**Aim**
Write out all of the lines below, exactly and completely.

**Records shown**
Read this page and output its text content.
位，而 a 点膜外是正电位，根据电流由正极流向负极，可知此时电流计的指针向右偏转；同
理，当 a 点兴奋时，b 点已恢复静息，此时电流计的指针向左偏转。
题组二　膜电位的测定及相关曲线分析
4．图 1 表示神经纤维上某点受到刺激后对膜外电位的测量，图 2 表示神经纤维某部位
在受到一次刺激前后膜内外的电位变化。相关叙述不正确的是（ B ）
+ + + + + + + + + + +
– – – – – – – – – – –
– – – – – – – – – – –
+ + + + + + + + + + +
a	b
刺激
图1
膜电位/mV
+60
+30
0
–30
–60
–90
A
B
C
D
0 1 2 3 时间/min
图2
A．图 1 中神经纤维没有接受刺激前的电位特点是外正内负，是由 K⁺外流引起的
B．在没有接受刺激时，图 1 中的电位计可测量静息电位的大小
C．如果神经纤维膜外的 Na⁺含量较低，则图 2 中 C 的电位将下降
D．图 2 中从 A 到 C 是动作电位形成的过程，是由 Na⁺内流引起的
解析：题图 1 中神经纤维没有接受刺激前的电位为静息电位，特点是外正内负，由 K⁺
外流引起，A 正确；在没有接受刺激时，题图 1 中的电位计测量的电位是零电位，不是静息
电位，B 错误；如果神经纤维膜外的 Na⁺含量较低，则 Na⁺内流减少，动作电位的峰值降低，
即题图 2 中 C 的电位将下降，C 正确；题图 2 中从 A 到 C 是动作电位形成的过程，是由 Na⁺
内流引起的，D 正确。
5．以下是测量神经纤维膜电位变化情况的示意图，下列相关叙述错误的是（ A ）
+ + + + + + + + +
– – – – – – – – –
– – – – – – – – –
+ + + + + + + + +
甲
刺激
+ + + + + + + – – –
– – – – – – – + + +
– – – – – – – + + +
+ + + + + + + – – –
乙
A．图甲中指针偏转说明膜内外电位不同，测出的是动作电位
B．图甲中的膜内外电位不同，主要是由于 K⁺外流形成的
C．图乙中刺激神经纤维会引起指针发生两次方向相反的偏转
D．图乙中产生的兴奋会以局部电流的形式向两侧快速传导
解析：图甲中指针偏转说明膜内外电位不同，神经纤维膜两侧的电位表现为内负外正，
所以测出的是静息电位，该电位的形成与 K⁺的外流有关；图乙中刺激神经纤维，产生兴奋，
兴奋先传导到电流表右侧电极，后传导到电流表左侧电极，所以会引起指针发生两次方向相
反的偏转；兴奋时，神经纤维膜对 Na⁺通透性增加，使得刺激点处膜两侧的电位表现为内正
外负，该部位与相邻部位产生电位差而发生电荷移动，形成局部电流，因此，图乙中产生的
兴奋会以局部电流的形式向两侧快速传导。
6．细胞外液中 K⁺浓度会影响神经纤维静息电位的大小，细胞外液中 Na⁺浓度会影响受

**Task solution**
Read this page and output its text content.
位，而 a 点膜外是正电位，根据电流由正极流向负极，可知此时电流计的指针向右偏转；同
理，当 a 点兴奋时，b 点已恢复静息，此时电流计的指针向左偏转。
题组二　膜电位的测定及相关曲线分析
4．图 1 表示神经纤维上某点受到刺激后对膜外电位的测量，图 2 表示神经纤维某部位
在受到一次刺激前后膜内外的电位变化。相关叙述不正确的是（ B ）
+ + + + + + + + + + +
– – – – – – – – – – –
– – – – – – – – – – –
+ + + + + + + + + + +
a	b
刺激
图1
膜电位/mV
+60
+30
0
–30
–60
–90
A
B
C
D
0 1 2 3 时间/min
图2
A．图 1 中神经纤维没有接受刺激前的电位特点是外正内负，是由 K⁺外流引起的
B．在没有接受刺激时，图 1 中的电位计可测量静息电位的大小
C．如果神经纤维膜外的 Na⁺含量较低，则图 2 中 C 的电位将下降
D．图 2 中从 A 到 C 是动作电位形成的过程，是由 Na⁺内流引起的
解析：题图 1 中神经纤维没有接受刺激前的电位为静息电位，特点是外正内负，由 K⁺
外流引起，A 正确；在没有接受刺激时，题图 1 中的电位计测量的电位是零电位，不是静息
电位，B 错误；如果神经纤维膜外的 Na⁺含量较低，则 Na⁺内流减少，动作电位的峰值降低，
即题图 2 中 C 的电位将下降，C 正确；题图 2 中从 A 到 C 是动作电位形成的过程，是由 Na⁺
内流引起的，D 正确。
5．以下是测量神经纤维膜电位变化情况的示意图，下列相关叙述错误的是（ A ）
+ + + + + + + + +
– – – – – – – – –
– – – – – – – – –
+ + + + + + + + +
甲
刺激
+ + + + + + + – – –
– – – – – – – + + +
– – – – – – – + + +
+ + + + + + + – – –
乙
A．图甲中指针偏转说明膜内外电位不同，测出的是动作电位
B．图甲中的膜内外电位不同，主要是由于 K⁺外流形成的
C．图乙中刺激神经纤维会引起指针发生两次方向相反的偏转
D．图乙中产生的兴奋会以局部电流的形式向两侧快速传导
解析：图甲中指针偏转说明膜内外电位不同，神经纤维膜两侧的电位表现为内负外正，
所以测出的是静息电位，该电位的形成与 K⁺的外流有关；图乙中刺激神经纤维，产生兴奋，
兴奋先传导到电流表右侧电极，后传导到电流表左侧电极，所以会引起指针发生两次方向相
反的偏转；兴奋时，神经纤维膜对 Na⁺通透性增加，使得刺激点处膜两侧的电位表现为内正
外负，该部位与相邻部位产生电位差而发生电荷移动，形成局部电流，因此，图乙中产生的
兴奋会以局部电流的形式向两侧快速传导。
6．细胞外液中 K⁺浓度会影响神经纤维静息电位的大小，细胞外液中 Na⁺浓度会影响受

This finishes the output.